--- Problem to solve ---
In the forum thread about Causey's water level, what is the stretch from "I was too there" through "lost 1 other."? Quote it word for word.

--- Extract provided ---

# CAUSEY WATER LEVEL???



## dunstan82 (Aug 19, 2009)

Has anyone been up to Causey lately? Was just wondering what the water level was like up there, and If any has been catching any fish?


----------



## Ton_Def (Dec 23, 2008)

The water level is about normal. If you're looking to launch a craft, it's possible.


----------



## dunstan82 (Aug 19, 2009)

Is it still easy to launch a heavy boat....


----------



## Ton_Def (Dec 23, 2008)

It's Possible.


----------



## tye dye twins (Mar 8, 2011)

Went up there today. The level is good and high. The fishing sucks though. Spent numerous hours there with 2 friends on rafts and a pontoon and we got the skunk. I had one bite on a little jake's in silver tipped with a nightcrawler. We spent most of our time in Skull Crack Arm and all the anglers that were WILLING to say if they caught a fish or not, only got one and most of us out there went home fishless. I saw 2 dinks jump at the dam and 3 godd sized one's jump at the right inlet of Skull Crack ARM. I think they wanted flies. Even the spillway below the dam was disapointing. I was missing a few colors in my spinner department like black, yellow, and purple but I tried every onther color spinner in my tackle boxes. Not complaining too bad it was my 1st softwater trip (I ice fish it with sucess for salmon and trout) so it was nice to scout out ice fishing holes for next year (blown knee this year) even if it took me 1.5 hours travel time to paddle back to the car. Man that place is bigger and prettier than I thought. In the winter a jig in yellow tipped with a waxworm works really well for Salmon and trout near the cliffs. Too bad there are a ton of cliff jumpers there.


----------



## Trophyboat (Jan 15, 2008)

I was too there this past weekend. The water level is about a foot from high water. It was slow for us too, caught 1 small slightly red koke and lost 1 other.

(Data lines)
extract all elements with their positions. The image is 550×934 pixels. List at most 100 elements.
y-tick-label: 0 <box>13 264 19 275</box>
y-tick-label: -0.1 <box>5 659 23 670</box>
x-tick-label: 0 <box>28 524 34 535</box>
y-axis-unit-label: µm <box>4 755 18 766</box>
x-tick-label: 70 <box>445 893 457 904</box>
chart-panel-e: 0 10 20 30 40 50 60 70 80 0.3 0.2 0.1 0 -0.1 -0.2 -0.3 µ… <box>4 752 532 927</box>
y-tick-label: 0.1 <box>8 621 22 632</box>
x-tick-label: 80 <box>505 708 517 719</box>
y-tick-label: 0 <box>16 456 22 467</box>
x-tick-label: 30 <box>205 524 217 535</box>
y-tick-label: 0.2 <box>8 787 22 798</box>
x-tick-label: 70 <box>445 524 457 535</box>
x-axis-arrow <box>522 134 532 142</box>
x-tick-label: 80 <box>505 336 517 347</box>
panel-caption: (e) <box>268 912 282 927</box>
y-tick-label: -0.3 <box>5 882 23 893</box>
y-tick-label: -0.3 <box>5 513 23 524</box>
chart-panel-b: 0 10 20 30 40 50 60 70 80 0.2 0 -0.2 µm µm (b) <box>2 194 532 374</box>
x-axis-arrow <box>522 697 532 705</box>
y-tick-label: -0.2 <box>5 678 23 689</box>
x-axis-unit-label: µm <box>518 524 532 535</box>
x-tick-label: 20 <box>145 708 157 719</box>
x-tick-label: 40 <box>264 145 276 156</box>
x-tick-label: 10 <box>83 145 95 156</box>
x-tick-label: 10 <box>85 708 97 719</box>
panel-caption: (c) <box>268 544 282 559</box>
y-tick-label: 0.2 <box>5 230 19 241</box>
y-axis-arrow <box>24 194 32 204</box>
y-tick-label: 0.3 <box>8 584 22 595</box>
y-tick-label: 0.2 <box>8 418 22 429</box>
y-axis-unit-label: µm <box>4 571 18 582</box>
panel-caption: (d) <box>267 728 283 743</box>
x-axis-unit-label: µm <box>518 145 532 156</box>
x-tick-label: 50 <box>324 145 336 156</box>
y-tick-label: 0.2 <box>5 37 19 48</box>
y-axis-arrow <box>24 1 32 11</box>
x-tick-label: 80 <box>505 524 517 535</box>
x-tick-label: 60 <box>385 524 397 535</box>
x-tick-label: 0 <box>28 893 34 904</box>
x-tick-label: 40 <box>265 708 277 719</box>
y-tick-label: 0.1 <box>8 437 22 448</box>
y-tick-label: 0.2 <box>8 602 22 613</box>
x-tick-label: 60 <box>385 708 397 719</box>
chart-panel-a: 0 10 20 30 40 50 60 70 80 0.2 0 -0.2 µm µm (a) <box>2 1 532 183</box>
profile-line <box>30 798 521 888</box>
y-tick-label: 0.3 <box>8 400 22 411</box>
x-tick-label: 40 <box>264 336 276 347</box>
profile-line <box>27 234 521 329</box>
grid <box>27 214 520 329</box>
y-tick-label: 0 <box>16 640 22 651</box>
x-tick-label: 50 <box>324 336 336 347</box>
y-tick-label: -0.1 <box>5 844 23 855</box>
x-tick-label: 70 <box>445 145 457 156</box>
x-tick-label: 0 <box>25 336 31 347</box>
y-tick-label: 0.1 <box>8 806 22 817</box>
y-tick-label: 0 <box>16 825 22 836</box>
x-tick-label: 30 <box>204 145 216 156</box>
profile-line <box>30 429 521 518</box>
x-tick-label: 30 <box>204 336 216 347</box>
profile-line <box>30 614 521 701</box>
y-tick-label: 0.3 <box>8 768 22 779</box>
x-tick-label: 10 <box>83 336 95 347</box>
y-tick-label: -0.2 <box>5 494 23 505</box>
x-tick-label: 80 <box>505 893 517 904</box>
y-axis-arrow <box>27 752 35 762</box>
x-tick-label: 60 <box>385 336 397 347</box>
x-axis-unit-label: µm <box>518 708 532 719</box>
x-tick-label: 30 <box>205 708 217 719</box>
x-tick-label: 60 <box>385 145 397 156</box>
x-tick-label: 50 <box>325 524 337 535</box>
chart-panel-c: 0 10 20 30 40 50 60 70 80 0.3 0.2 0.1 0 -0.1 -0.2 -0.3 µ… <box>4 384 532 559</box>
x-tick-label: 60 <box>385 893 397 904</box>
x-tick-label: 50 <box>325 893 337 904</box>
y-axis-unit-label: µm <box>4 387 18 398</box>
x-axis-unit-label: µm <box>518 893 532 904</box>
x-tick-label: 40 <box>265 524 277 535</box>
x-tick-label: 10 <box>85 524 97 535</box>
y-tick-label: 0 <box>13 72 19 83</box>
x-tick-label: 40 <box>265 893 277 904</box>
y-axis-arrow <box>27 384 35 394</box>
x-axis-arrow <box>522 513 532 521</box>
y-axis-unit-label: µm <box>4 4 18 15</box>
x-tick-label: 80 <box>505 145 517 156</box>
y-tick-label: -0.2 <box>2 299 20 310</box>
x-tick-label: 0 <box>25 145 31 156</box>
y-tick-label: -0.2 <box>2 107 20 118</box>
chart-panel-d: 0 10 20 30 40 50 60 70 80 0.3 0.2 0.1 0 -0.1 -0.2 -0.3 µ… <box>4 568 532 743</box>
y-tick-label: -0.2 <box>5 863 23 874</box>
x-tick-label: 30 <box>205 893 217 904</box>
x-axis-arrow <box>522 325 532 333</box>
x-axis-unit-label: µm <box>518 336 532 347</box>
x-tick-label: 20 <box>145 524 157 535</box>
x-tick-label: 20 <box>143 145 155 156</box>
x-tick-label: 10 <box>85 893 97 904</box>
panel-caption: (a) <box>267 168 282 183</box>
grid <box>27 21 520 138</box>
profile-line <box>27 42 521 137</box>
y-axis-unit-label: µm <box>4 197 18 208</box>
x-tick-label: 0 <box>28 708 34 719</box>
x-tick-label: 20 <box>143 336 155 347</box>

--- Reply to the task ---
I was too there this past weekend. The water level is about a foot from high water. It was slow for us too, caught 1 small slightly red koke and lost 1 other.